▶ **Part of a data file**:
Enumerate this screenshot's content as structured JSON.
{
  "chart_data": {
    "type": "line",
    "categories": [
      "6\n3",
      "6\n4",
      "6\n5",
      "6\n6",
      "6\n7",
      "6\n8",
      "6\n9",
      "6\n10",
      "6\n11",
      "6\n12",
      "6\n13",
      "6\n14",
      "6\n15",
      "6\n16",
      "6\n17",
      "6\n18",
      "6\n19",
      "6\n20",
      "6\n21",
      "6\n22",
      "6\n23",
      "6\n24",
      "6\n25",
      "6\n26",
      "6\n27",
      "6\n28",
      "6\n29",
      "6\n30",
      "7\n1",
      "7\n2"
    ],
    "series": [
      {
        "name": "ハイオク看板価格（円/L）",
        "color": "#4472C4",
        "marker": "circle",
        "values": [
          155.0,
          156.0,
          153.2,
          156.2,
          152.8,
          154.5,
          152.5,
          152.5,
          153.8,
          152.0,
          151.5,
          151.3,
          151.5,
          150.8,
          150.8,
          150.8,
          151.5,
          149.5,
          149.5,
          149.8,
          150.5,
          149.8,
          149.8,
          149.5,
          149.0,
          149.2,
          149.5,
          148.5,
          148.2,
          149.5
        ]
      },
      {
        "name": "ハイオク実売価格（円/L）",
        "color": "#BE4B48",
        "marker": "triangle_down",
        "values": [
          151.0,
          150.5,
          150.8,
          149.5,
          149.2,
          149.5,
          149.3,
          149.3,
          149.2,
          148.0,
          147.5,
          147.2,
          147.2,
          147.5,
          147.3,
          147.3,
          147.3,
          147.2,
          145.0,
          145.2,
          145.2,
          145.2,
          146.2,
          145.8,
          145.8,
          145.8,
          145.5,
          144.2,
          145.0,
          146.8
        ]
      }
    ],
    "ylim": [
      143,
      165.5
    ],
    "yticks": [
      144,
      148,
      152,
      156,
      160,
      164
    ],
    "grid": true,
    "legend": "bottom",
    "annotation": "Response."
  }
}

▶ **Set problem**:
Find the word "marker" in the entries, and copy every line it shows up in.

▶ **Output for this task**:
        "marker": "circle",
        "marker": "triangle_down",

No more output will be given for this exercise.